Reproduce all of the data word for word.

* **Working data**:
BEGIN

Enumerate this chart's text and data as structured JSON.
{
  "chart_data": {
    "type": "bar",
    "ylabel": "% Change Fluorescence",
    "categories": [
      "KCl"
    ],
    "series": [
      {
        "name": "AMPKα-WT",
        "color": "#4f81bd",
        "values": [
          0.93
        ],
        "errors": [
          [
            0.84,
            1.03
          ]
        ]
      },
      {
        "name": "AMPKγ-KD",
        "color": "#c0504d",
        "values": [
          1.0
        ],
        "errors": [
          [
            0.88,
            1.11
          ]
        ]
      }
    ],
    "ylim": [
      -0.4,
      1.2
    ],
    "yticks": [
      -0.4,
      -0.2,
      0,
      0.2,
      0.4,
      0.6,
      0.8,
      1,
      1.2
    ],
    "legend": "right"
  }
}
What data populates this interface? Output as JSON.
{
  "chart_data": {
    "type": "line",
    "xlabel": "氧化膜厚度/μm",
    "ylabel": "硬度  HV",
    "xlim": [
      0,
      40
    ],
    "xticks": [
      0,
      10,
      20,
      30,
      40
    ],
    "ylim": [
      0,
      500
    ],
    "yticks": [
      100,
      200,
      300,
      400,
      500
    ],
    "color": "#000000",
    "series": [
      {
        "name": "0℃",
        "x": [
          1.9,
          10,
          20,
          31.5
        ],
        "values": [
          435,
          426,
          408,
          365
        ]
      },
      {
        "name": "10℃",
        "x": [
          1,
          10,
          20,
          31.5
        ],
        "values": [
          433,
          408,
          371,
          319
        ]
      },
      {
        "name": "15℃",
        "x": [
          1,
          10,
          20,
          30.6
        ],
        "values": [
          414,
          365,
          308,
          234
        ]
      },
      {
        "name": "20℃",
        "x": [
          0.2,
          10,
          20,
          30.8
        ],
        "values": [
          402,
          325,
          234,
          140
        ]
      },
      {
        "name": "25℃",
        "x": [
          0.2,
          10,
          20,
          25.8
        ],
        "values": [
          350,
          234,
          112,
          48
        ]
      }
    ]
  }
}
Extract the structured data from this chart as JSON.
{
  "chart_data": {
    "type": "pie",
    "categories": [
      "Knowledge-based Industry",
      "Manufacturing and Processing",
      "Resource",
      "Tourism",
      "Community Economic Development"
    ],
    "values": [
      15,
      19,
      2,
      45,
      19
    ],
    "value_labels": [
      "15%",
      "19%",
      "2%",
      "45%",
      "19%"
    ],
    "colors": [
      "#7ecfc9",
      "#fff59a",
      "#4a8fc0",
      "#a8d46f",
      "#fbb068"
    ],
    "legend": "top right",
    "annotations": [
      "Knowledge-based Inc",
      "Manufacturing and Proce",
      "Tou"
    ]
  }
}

END

* **Task solution**:
Enumerate this chart's text and data as structured JSON.
{
  "chart_data": {
    "type": "bar",
    "ylabel": "% Change Fluorescence",
    "categories": [
      "KCl"
    ],
    "series": [
      {
        "name": "AMPKα-WT",
        "color": "#4f81bd",
        "values": [
          0.93
        ],
        "errors": [
          [
            0.84,
            1.03
          ]
        ]
      },
      {
        "name": "AMPKγ-KD",
        "color": "#c0504d",
        "values": [
          1.0
        ],
        "errors": [
          [
            0.88,
            1.11
          ]
        ]
      }
    ],
    "ylim": [
      -0.4,
      1.2
    ],
    "yticks": [
      -0.4,
      -0.2,
      0,
      0.2,
      0.4,
      0.6,
      0.8,
      1,
      1.2
    ],
    "legend": "right"
  }
}
What data populates this interface? Output as JSON.
{
  "chart_data": {
    "type": "line",
    "xlabel": "氧化膜厚度/μm",
    "ylabel": "硬度  HV",
    "xlim": [
      0,
      40
    ],
    "xticks": [
      0,
      10,
      20,
      30,
      40
    ],
    "ylim": [
      0,
      500
    ],
    "yticks": [
      100,
      200,
      300,
      400,
      500
    ],
    "color": "#000000",
    "series": [
      {
        "name": "0℃",
        "x": [
          1.9,
          10,
          20,
          31.5
        ],
        "values": [
          435,
          426,
          408,
          365
        ]
      },
      {
        "name": "10℃",
        "x": [
          1,
          10,
          20,
          31.5
        ],
        "values": [
          433,
          408,
          371,
          319
        ]
      },
      {
        "name": "15℃",
        "x": [
          1,
          10,
          20,
          30.6
        ],
        "values": [
          414,
          365,
          308,
          234
        ]
      },
      {
        "name": "20℃",
        "x": [
          0.2,
          10,
          20,
          30.8
        ],
        "values": [
          402,
          325,
          234,
          140
        ]
      },
      {
        "name": "25℃",
        "x": [
          0.2,
          10,
          20,
          25.8
        ],
        "values": [
          350,
          234,
          112,
          48
        ]
      }
    ]
  }
}
Extract the structured data from this chart as JSON.
{
  "chart_data": {
    "type": "pie",
    "categories": [
      "Knowledge-based Industry",
      "Manufacturing and Processing",
      "Resource",
      "Tourism",
      "Community Economic Development"
    ],
    "values": [
      15,
      19,
      2,
      45,
      19
    ],
    "value_labels": [
      "15%",
      "19%",
      "2%",
      "45%",
      "19%"
    ],
    "colors": [
      "#7ecfc9",
      "#fff59a",
      "#4a8fc0",
      "#a8d46f",
      "#fbb068"
    ],
    "legend": "top right",
    "annotations": [
      "Knowledge-based Inc",
      "Manufacturing and Proce",
      "Tou"
    ]
  }
}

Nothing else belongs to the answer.